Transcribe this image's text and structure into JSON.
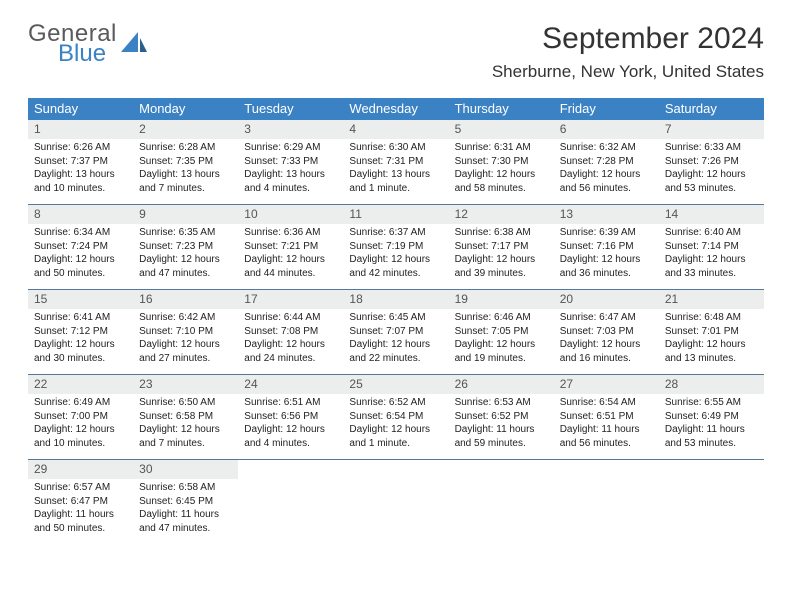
{
  "brand": {
    "line1": "General",
    "line2": "Blue"
  },
  "title": "September 2024",
  "location": "Sherburne, New York, United States",
  "colors": {
    "header_bg": "#3b82c4",
    "day_num_bg": "#eceded",
    "week_divider": "#557799",
    "text": "#333333",
    "body_text": "#222222"
  },
  "typography": {
    "title_fontsize": 30,
    "location_fontsize": 17,
    "weekday_fontsize": 13,
    "daynum_fontsize": 12,
    "body_fontsize": 10
  },
  "weekdays": [
    "Sunday",
    "Monday",
    "Tuesday",
    "Wednesday",
    "Thursday",
    "Friday",
    "Saturday"
  ],
  "weeks": [
    [
      {
        "n": "1",
        "sunrise": "Sunrise: 6:26 AM",
        "sunset": "Sunset: 7:37 PM",
        "day1": "Daylight: 13 hours",
        "day2": "and 10 minutes."
      },
      {
        "n": "2",
        "sunrise": "Sunrise: 6:28 AM",
        "sunset": "Sunset: 7:35 PM",
        "day1": "Daylight: 13 hours",
        "day2": "and 7 minutes."
      },
      {
        "n": "3",
        "sunrise": "Sunrise: 6:29 AM",
        "sunset": "Sunset: 7:33 PM",
        "day1": "Daylight: 13 hours",
        "day2": "and 4 minutes."
      },
      {
        "n": "4",
        "sunrise": "Sunrise: 6:30 AM",
        "sunset": "Sunset: 7:31 PM",
        "day1": "Daylight: 13 hours",
        "day2": "and 1 minute."
      },
      {
        "n": "5",
        "sunrise": "Sunrise: 6:31 AM",
        "sunset": "Sunset: 7:30 PM",
        "day1": "Daylight: 12 hours",
        "day2": "and 58 minutes."
      },
      {
        "n": "6",
        "sunrise": "Sunrise: 6:32 AM",
        "sunset": "Sunset: 7:28 PM",
        "day1": "Daylight: 12 hours",
        "day2": "and 56 minutes."
      },
      {
        "n": "7",
        "sunrise": "Sunrise: 6:33 AM",
        "sunset": "Sunset: 7:26 PM",
        "day1": "Daylight: 12 hours",
        "day2": "and 53 minutes."
      }
    ],
    [
      {
        "n": "8",
        "sunrise": "Sunrise: 6:34 AM",
        "sunset": "Sunset: 7:24 PM",
        "day1": "Daylight: 12 hours",
        "day2": "and 50 minutes."
      },
      {
        "n": "9",
        "sunrise": "Sunrise: 6:35 AM",
        "sunset": "Sunset: 7:23 PM",
        "day1": "Daylight: 12 hours",
        "day2": "and 47 minutes."
      },
      {
        "n": "10",
        "sunrise": "Sunrise: 6:36 AM",
        "sunset": "Sunset: 7:21 PM",
        "day1": "Daylight: 12 hours",
        "day2": "and 44 minutes."
      },
      {
        "n": "11",
        "sunrise": "Sunrise: 6:37 AM",
        "sunset": "Sunset: 7:19 PM",
        "day1": "Daylight: 12 hours",
        "day2": "and 42 minutes."
      },
      {
        "n": "12",
        "sunrise": "Sunrise: 6:38 AM",
        "sunset": "Sunset: 7:17 PM",
        "day1": "Daylight: 12 hours",
        "day2": "and 39 minutes."
      },
      {
        "n": "13",
        "sunrise": "Sunrise: 6:39 AM",
        "sunset": "Sunset: 7:16 PM",
        "day1": "Daylight: 12 hours",
        "day2": "and 36 minutes."
      },
      {
        "n": "14",
        "sunrise": "Sunrise: 6:40 AM",
        "sunset": "Sunset: 7:14 PM",
        "day1": "Daylight: 12 hours",
        "day2": "and 33 minutes."
      }
    ],
    [
      {
        "n": "15",
        "sunrise": "Sunrise: 6:41 AM",
        "sunset": "Sunset: 7:12 PM",
        "day1": "Daylight: 12 hours",
        "day2": "and 30 minutes."
      },
      {
        "n": "16",
        "sunrise": "Sunrise: 6:42 AM",
        "sunset": "Sunset: 7:10 PM",
        "day1": "Daylight: 12 hours",
        "day2": "and 27 minutes."
      },
      {
        "n": "17",
        "sunrise": "Sunrise: 6:44 AM",
        "sunset": "Sunset: 7:08 PM",
        "day1": "Daylight: 12 hours",
        "day2": "and 24 minutes."
      },
      {
        "n": "18",
        "sunrise": "Sunrise: 6:45 AM",
        "sunset": "Sunset: 7:07 PM",
        "day1": "Daylight: 12 hours",
        "day2": "and 22 minutes."
      },
      {
        "n": "19",
        "sunrise": "Sunrise: 6:46 AM",
        "sunset": "Sunset: 7:05 PM",
        "day1": "Daylight: 12 hours",
        "day2": "and 19 minutes."
      },
      {
        "n": "20",
        "sunrise": "Sunrise: 6:47 AM",
        "sunset": "Sunset: 7:03 PM",
        "day1": "Daylight: 12 hours",
        "day2": "and 16 minutes."
      },
      {
        "n": "21",
        "sunrise": "Sunrise: 6:48 AM",
        "sunset": "Sunset: 7:01 PM",
        "day1": "Daylight: 12 hours",
        "day2": "and 13 minutes."
      }
    ],
    [
      {
        "n": "22",
        "sunrise": "Sunrise: 6:49 AM",
        "sunset": "Sunset: 7:00 PM",
        "day1": "Daylight: 12 hours",
        "day2": "and 10 minutes."
      },
      {
        "n": "23",
        "sunrise": "Sunrise: 6:50 AM",
        "sunset": "Sunset: 6:58 PM",
        "day1": "Daylight: 12 hours",
        "day2": "and 7 minutes."
      },
      {
        "n": "24",
        "sunrise": "Sunrise: 6:51 AM",
        "sunset": "Sunset: 6:56 PM",
        "day1": "Daylight: 12 hours",
        "day2": "and 4 minutes."
      },
      {
        "n": "25",
        "sunrise": "Sunrise: 6:52 AM",
        "sunset": "Sunset: 6:54 PM",
        "day1": "Daylight: 12 hours",
        "day2": "and 1 minute."
      },
      {
        "n": "26",
        "sunrise": "Sunrise: 6:53 AM",
        "sunset": "Sunset: 6:52 PM",
        "day1": "Daylight: 11 hours",
        "day2": "and 59 minutes."
      },
      {
        "n": "27",
        "sunrise": "Sunrise: 6:54 AM",
        "sunset": "Sunset: 6:51 PM",
        "day1": "Daylight: 11 hours",
        "day2": "and 56 minutes."
      },
      {
        "n": "28",
        "sunrise": "Sunrise: 6:55 AM",
        "sunset": "Sunset: 6:49 PM",
        "day1": "Daylight: 11 hours",
        "day2": "and 53 minutes."
      }
    ],
    [
      {
        "n": "29",
        "sunrise": "Sunrise: 6:57 AM",
        "sunset": "Sunset: 6:47 PM",
        "day1": "Daylight: 11 hours",
        "day2": "and 50 minutes."
      },
      {
        "n": "30",
        "sunrise": "Sunrise: 6:58 AM",
        "sunset": "Sunset: 6:45 PM",
        "day1": "Daylight: 11 hours",
        "day2": "and 47 minutes."
      },
      {
        "empty": true
      },
      {
        "empty": true
      },
      {
        "empty": true
      },
      {
        "empty": true
      },
      {
        "empty": true
      }
    ]
  ]
}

----

Quote the material word for word, dropping any images it holds.

Transcribe this image's text and structure into JSON.
{
  "brand": {
    "line1": "General",
    "line2": "Blue"
  },
  "title": "September 2024",
  "location": "Sherburne, New York, United States",
  "colors": {
    "header_bg": "#3b82c4",
    "day_num_bg": "#eceded",
    "week_divider": "#557799",
    "text": "#333333",
    "body_text": "#222222"
  },
  "typography": {
    "title_fontsize": 30,
    "location_fontsize": 17,
    "weekday_fontsize": 13,
    "daynum_fontsize": 12,
    "body_fontsize": 10
  },
  "weekdays": [
    "Sunday",
    "Monday",
    "Tuesday",
    "Wednesday",
    "Thursday",
    "Friday",
    "Saturday"
  ],
  "weeks": [
    [
      {
        "n": "1",
        "sunrise": "Sunrise: 6:26 AM",
        "sunset": "Sunset: 7:37 PM",
        "day1": "Daylight: 13 hours",
        "day2": "and 10 minutes."
      },
      {
        "n": "2",
        "sunrise": "Sunrise: 6:28 AM",
        "sunset": "Sunset: 7:35 PM",
        "day1": "Daylight: 13 hours",
        "day2": "and 7 minutes."
      },
      {
        "n": "3",
        "sunrise": "Sunrise: 6:29 AM",
        "sunset": "Sunset: 7:33 PM",
        "day1": "Daylight: 13 hours",
        "day2": "and 4 minutes."
      },
      {
        "n": "4",
        "sunrise": "Sunrise: 6:30 AM",
        "sunset": "Sunset: 7:31 PM",
        "day1": "Daylight: 13 hours",
        "day2": "and 1 minute."
      },
      {
        "n": "5",
        "sunrise": "Sunrise: 6:31 AM",
        "sunset": "Sunset: 7:30 PM",
        "day1": "Daylight: 12 hours",
        "day2": "and 58 minutes."
      },
      {
        "n": "6",
        "sunrise": "Sunrise: 6:32 AM",
        "sunset": "Sunset: 7:28 PM",
        "day1": "Daylight: 12 hours",
        "day2": "and 56 minutes."
      },
      {
        "n": "7",
        "sunrise": "Sunrise: 6:33 AM",
        "sunset": "Sunset: 7:26 PM",
        "day1": "Daylight: 12 hours",
        "day2": "and 53 minutes."
      }
    ],
    [
      {
        "n": "8",
        "sunrise": "Sunrise: 6:34 AM",
        "sunset": "Sunset: 7:24 PM",
        "day1": "Daylight: 12 hours",
        "day2": "and 50 minutes."
      },
      {
        "n": "9",
        "sunrise": "Sunrise: 6:35 AM",
        "sunset": "Sunset: 7:23 PM",
        "day1": "Daylight: 12 hours",
        "day2": "and 47 minutes."
      },
      {
        "n": "10",
        "sunrise": "Sunrise: 6:36 AM",
        "sunset": "Sunset: 7:21 PM",
        "day1": "Daylight: 12 hours",
        "day2": "and 44 minutes."
      },
      {
        "n": "11",
        "sunrise": "Sunrise: 6:37 AM",
        "sunset": "Sunset: 7:19 PM",
        "day1": "Daylight: 12 hours",
        "day2": "and 42 minutes."
      },
      {
        "n": "12",
        "sunrise": "Sunrise: 6:38 AM",
        "sunset": "Sunset: 7:17 PM",
        "day1": "Daylight: 12 hours",
        "day2": "and 39 minutes."
      },
      {
        "n": "13",
        "sunrise": "Sunrise: 6:39 AM",
        "sunset": "Sunset: 7:16 PM",
        "day1": "Daylight: 12 hours",
        "day2": "and 36 minutes."
      },
      {
        "n": "14",
        "sunrise": "Sunrise: 6:40 AM",
        "sunset": "Sunset: 7:14 PM",
        "day1": "Daylight: 12 hours",
        "day2": "and 33 minutes."
      }
    ],
    [
      {
        "n": "15",
        "sunrise": "Sunrise: 6:41 AM",
        "sunset": "Sunset: 7:12 PM",
        "day1": "Daylight: 12 hours",
        "day2": "and 30 minutes."
      },
      {
        "n": "16",
        "sunrise": "Sunrise: 6:42 AM",
        "sunset": "Sunset: 7:10 PM",
        "day1": "Daylight: 12 hours",
        "day2": "and 27 minutes."
      },
      {
        "n": "17",
        "sunrise": "Sunrise: 6:44 AM",
        "sunset": "Sunset: 7:08 PM",
        "day1": "Daylight: 12 hours",
        "day2": "and 24 minutes."
      },
      {
        "n": "18",
        "sunrise": "Sunrise: 6:45 AM",
        "sunset": "Sunset: 7:07 PM",
        "day1": "Daylight: 12 hours",
        "day2": "and 22 minutes."
      },
      {
        "n": "19",
        "sunrise": "Sunrise: 6:46 AM",
        "sunset": "Sunset: 7:05 PM",
        "day1": "Daylight: 12 hours",
        "day2": "and 19 minutes."
      },
      {
        "n": "20",
        "sunrise": "Sunrise: 6:47 AM",
        "sunset": "Sunset: 7:03 PM",
        "day1": "Daylight: 12 hours",
        "day2": "and 16 minutes."
      },
      {
        "n": "21",
        "sunrise": "Sunrise: 6:48 AM",
        "sunset": "Sunset: 7:01 PM",
        "day1": "Daylight: 12 hours",
        "day2": "and 13 minutes."
      }
    ],
    [
      {
        "n": "22",
        "sunrise": "Sunrise: 6:49 AM",
        "sunset": "Sunset: 7:00 PM",
        "day1": "Daylight: 12 hours",
        "day2": "and 10 minutes."
      },
      {
        "n": "23",
        "sunrise": "Sunrise: 6:50 AM",
        "sunset": "Sunset: 6:58 PM",
        "day1": "Daylight: 12 hours",
        "day2": "and 7 minutes."
      },
      {
        "n": "24",
        "sunrise": "Sunrise: 6:51 AM",
        "sunset": "Sunset: 6:56 PM",
        "day1": "Daylight: 12 hours",
        "day2": "and 4 minutes."
      },
      {
        "n": "25",
        "sunrise": "Sunrise: 6:52 AM",
        "sunset": "Sunset: 6:54 PM",
        "day1": "Daylight: 12 hours",
        "day2": "and 1 minute."
      },
      {
        "n": "26",
        "sunrise": "Sunrise: 6:53 AM",
        "sunset": "Sunset: 6:52 PM",
        "day1": "Daylight: 11 hours",
        "day2": "and 59 minutes."
      },
      {
        "n": "27",
        "sunrise": "Sunrise: 6:54 AM",
        "sunset": "Sunset: 6:51 PM",
        "day1": "Daylight: 11 hours",
        "day2": "and 56 minutes."
      },
      {
        "n": "28",
        "sunrise": "Sunrise: 6:55 AM",
        "sunset": "Sunset: 6:49 PM",
        "day1": "Daylight: 11 hours",
        "day2": "and 53 minutes."
      }
    ],
    [
      {
        "n": "29",
        "sunrise": "Sunrise: 6:57 AM",
        "sunset": "Sunset: 6:47 PM",
        "day1": "Daylight: 11 hours",
        "day2": "and 50 minutes."
      },
      {
        "n": "30",
        "sunrise": "Sunrise: 6:58 AM",
        "sunset": "Sunset: 6:45 PM",
        "day1": "Daylight: 11 hours",
        "day2": "and 47 minutes."
      },
      {
        "empty": true
      },
      {
        "empty": true
      },
      {
        "empty": true
      },
      {
        "empty": true
      },
      {
        "empty": true
      }
    ]
  ]
}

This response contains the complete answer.